Return a copy of every line in the records that includes the word "text".

-- START OF Extracted information --

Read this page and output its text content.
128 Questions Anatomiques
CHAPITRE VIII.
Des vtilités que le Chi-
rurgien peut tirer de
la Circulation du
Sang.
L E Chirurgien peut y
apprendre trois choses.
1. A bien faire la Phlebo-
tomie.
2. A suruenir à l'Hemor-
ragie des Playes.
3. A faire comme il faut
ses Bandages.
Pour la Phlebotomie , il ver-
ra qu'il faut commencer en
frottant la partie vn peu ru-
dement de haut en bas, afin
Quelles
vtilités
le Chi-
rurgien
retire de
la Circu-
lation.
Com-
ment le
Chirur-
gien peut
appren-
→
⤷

-- END OF Extracted information --
-- START OF Extracted information --

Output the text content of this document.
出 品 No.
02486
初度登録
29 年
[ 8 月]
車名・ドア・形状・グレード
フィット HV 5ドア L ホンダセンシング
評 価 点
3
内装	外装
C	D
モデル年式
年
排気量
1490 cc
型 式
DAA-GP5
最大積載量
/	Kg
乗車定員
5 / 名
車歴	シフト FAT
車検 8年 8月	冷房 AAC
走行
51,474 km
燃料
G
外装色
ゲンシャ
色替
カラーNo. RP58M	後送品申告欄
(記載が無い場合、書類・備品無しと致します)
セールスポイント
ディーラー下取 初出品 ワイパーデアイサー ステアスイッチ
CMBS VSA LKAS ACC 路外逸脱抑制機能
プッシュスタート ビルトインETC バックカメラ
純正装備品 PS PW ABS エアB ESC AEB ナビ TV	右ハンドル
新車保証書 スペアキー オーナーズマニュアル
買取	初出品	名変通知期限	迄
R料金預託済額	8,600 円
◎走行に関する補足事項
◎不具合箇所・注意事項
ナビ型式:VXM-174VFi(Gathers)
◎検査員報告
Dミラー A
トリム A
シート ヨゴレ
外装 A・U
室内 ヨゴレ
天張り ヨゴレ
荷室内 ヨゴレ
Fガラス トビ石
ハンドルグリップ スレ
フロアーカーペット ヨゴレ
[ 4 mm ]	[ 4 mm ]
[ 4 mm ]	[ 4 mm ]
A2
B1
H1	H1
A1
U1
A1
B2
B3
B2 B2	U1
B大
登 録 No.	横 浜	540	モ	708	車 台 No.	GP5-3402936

-- END OF Extracted information --

Exercise result:
Read this page and output its text content.
Output the text content of this document.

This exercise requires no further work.